» **What the task requires**
Omit every picture and return the rest of the data unaltered.

-- begin Records shown --

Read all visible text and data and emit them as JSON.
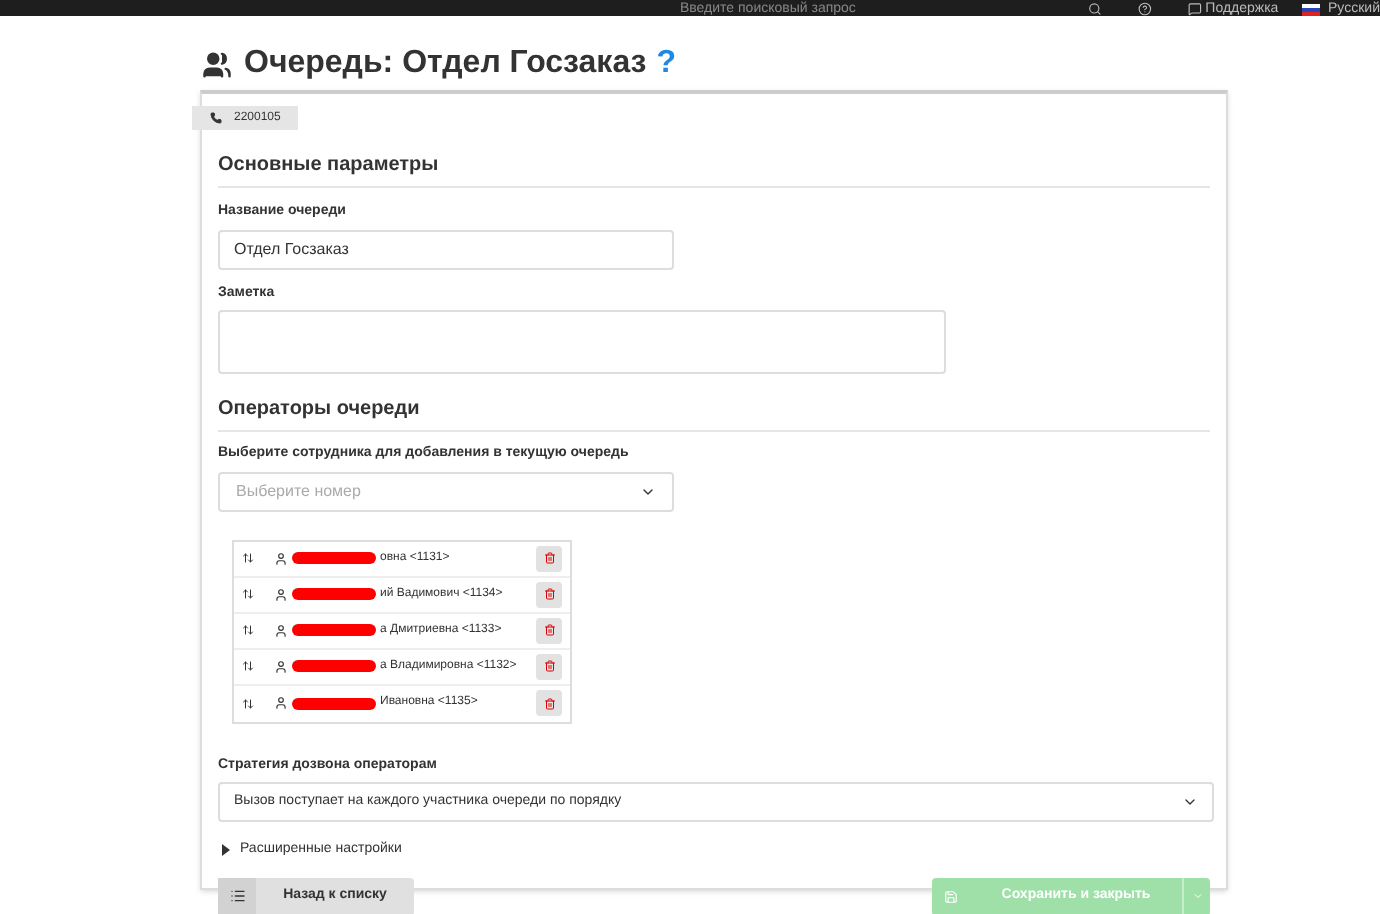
{
  "topbar": {
    "search_placeholder": "Введите поисковый запрос",
    "support": "Поддержка",
    "language": "Русский"
  },
  "title": "Очередь: Отдел Госзаказ",
  "help": "?",
  "tag": "2200105",
  "section_main": "Основные параметры",
  "name_label": "Название очереди",
  "name_value": "Отдел Госзаказ",
  "note_label": "Заметка",
  "section_operators": "Операторы очереди",
  "employee_label": "Выберите сотрудника для добавления в текущую очередь",
  "employee_placeholder": "Выберите номер",
  "operators": [
    {
      "name": "овна <1131>"
    },
    {
      "name": "ий Вадимович <1134>"
    },
    {
      "name": "а Дмитриевна <1133>"
    },
    {
      "name": "а Владимировна <1132>"
    },
    {
      "name": "Ивановна <1135>"
    }
  ],
  "strategy_label": "Стратегия дозвона операторам",
  "strategy_value": "Вызов поступает на каждого участника очереди по порядку",
  "advanced": {
    "label": "Расширенные настройки",
    "expanded": false
  },
  "back_button": "Назад к списку",
  "save_button": {
    "label": "Сохранить и закрыть",
    "disabled": true
  }
}
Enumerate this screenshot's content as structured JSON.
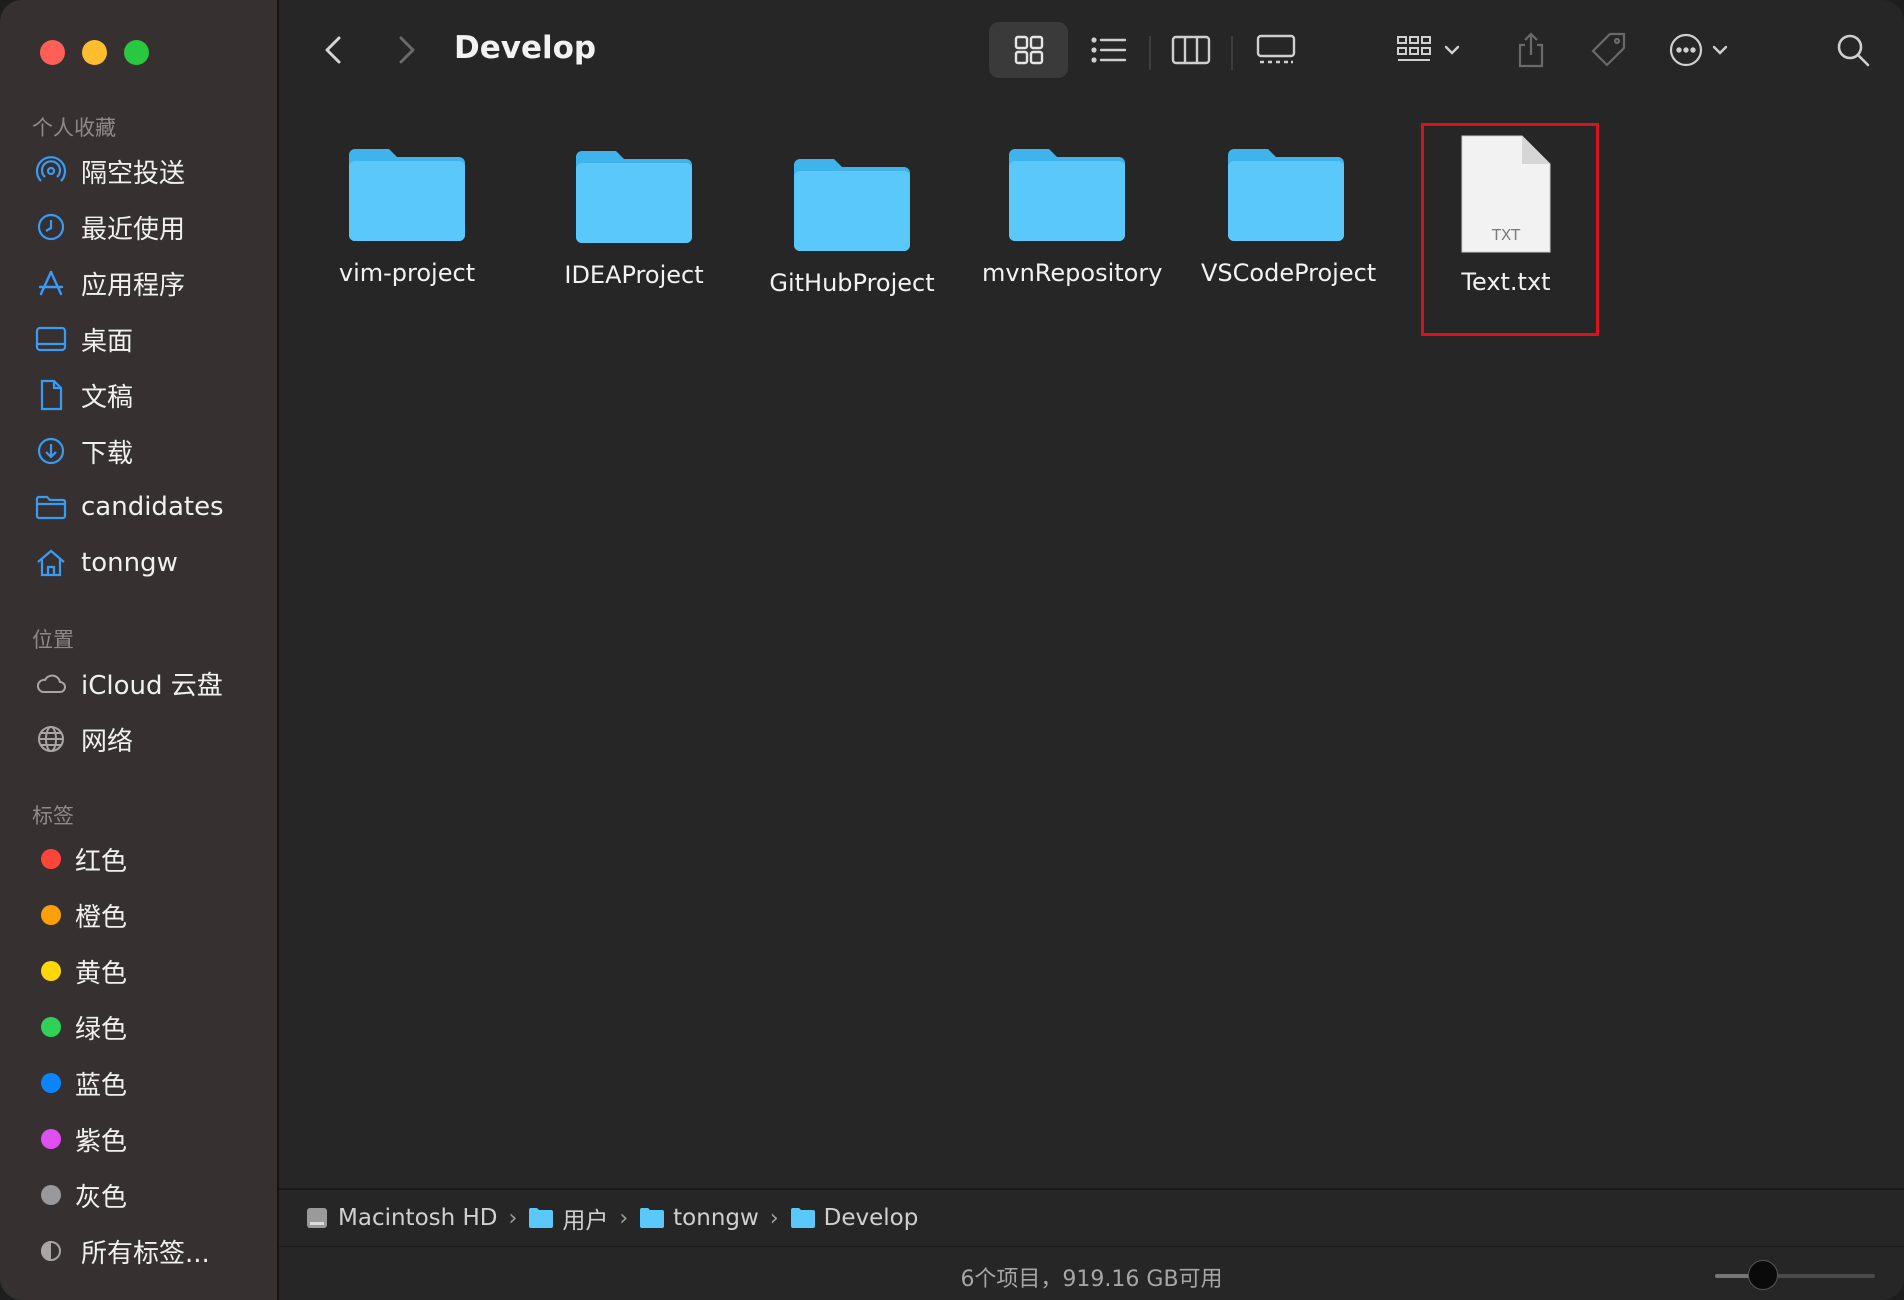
{
  "window": {
    "title": "Develop"
  },
  "sidebar": {
    "favorites_title": "个人收藏",
    "favorites": [
      {
        "label": "隔空投送",
        "icon": "airdrop-icon"
      },
      {
        "label": "最近使用",
        "icon": "clock-icon"
      },
      {
        "label": "应用程序",
        "icon": "applications-icon"
      },
      {
        "label": "桌面",
        "icon": "desktop-icon"
      },
      {
        "label": "文稿",
        "icon": "document-icon"
      },
      {
        "label": "下载",
        "icon": "download-icon"
      },
      {
        "label": "candidates",
        "icon": "folder-icon"
      },
      {
        "label": "tonngw",
        "icon": "home-icon"
      }
    ],
    "locations_title": "位置",
    "locations": [
      {
        "label": "iCloud 云盘",
        "icon": "cloud-icon"
      },
      {
        "label": "网络",
        "icon": "network-icon"
      }
    ],
    "tags_title": "标签",
    "tags": [
      {
        "label": "红色",
        "color": "#ff453a"
      },
      {
        "label": "橙色",
        "color": "#ff9f0a"
      },
      {
        "label": "黄色",
        "color": "#ffd60a"
      },
      {
        "label": "绿色",
        "color": "#30d158"
      },
      {
        "label": "蓝色",
        "color": "#0a84ff"
      },
      {
        "label": "紫色",
        "color": "#e04ff0"
      },
      {
        "label": "灰色",
        "color": "#98989d"
      }
    ],
    "all_tags": "所有标签..."
  },
  "files": [
    {
      "name": "vim-project",
      "type": "folder"
    },
    {
      "name": "IDEAProject",
      "type": "folder"
    },
    {
      "name": "GitHubProject",
      "type": "folder"
    },
    {
      "name": "mvnRepository",
      "type": "folder"
    },
    {
      "name": "VSCodeProject",
      "type": "folder"
    },
    {
      "name": "Text.txt",
      "type": "txt",
      "badge": "TXT",
      "highlighted": true
    }
  ],
  "pathbar": [
    "Macintosh HD",
    "用户",
    "tonngw",
    "Develop"
  ],
  "status": {
    "text": "6个项目，919.16 GB可用",
    "zoom_level": 0.3
  },
  "colors": {
    "folder": "#5ac8fa",
    "highlight": "#e0101a",
    "accent": "#0a84ff"
  }
}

-- end Records shown --

» **Exercise response**
Read all visible text and data and emit them as JSON.
{
  "topbar": {
    "search_placeholder": "Введите поисковый запрос",
    "support": "Поддержка",
    "language": "Русский"
  },
  "title": "Очередь: Отдел Госзаказ",
  "help": "?",
  "tag": "2200105",
  "section_main": "Основные параметры",
  "name_label": "Название очереди",
  "name_value": "Отдел Госзаказ",
  "note_label": "Заметка",
  "section_operators": "Операторы очереди",
  "employee_label": "Выберите сотрудника для добавления в текущую очередь",
  "employee_placeholder": "Выберите номер",
  "operators": [
    {
      "name": "овна <1131>"
    },
    {
      "name": "ий Вадимович <1134>"
    },
    {
      "name": "а Дмитриевна <1133>"
    },
    {
      "name": "а Владимировна <1132>"
    },
    {
      "name": "Ивановна <1135>"
    }
  ],
  "strategy_label": "Стратегия дозвона операторам",
  "strategy_value": "Вызов поступает на каждого участника очереди по порядку",
  "advanced": {
    "label": "Расширенные настройки",
    "expanded": false
  },
  "back_button": "Назад к списку",
  "save_button": {
    "label": "Сохранить и закрыть",
    "disabled": true
  }
}
Enumerate this screenshot's content as structured JSON.
{
  "window": {
    "title": "Develop"
  },
  "sidebar": {
    "favorites_title": "个人收藏",
    "favorites": [
      {
        "label": "隔空投送",
        "icon": "airdrop-icon"
      },
      {
        "label": "最近使用",
        "icon": "clock-icon"
      },
      {
        "label": "应用程序",
        "icon": "applications-icon"
      },
      {
        "label": "桌面",
        "icon": "desktop-icon"
      },
      {
        "label": "文稿",
        "icon": "document-icon"
      },
      {
        "label": "下载",
        "icon": "download-icon"
      },
      {
        "label": "candidates",
        "icon": "folder-icon"
      },
      {
        "label": "tonngw",
        "icon": "home-icon"
      }
    ],
    "locations_title": "位置",
    "locations": [
      {
        "label": "iCloud 云盘",
        "icon": "cloud-icon"
      },
      {
        "label": "网络",
        "icon": "network-icon"
      }
    ],
    "tags_title": "标签",
    "tags": [
      {
        "label": "红色",
        "color": "#ff453a"
      },
      {
        "label": "橙色",
        "color": "#ff9f0a"
      },
      {
        "label": "黄色",
        "color": "#ffd60a"
      },
      {
        "label": "绿色",
        "color": "#30d158"
      },
      {
        "label": "蓝色",
        "color": "#0a84ff"
      },
      {
        "label": "紫色",
        "color": "#e04ff0"
      },
      {
        "label": "灰色",
        "color": "#98989d"
      }
    ],
    "all_tags": "所有标签..."
  },
  "files": [
    {
      "name": "vim-project",
      "type": "folder"
    },
    {
      "name": "IDEAProject",
      "type": "folder"
    },
    {
      "name": "GitHubProject",
      "type": "folder"
    },
    {
      "name": "mvnRepository",
      "type": "folder"
    },
    {
      "name": "VSCodeProject",
      "type": "folder"
    },
    {
      "name": "Text.txt",
      "type": "txt",
      "badge": "TXT",
      "highlighted": true
    }
  ],
  "pathbar": [
    "Macintosh HD",
    "用户",
    "tonngw",
    "Develop"
  ],
  "status": {
    "text": "6个项目，919.16 GB可用",
    "zoom_level": 0.3
  },
  "colors": {
    "folder": "#5ac8fa",
    "highlight": "#e0101a",
    "accent": "#0a84ff"
  }
}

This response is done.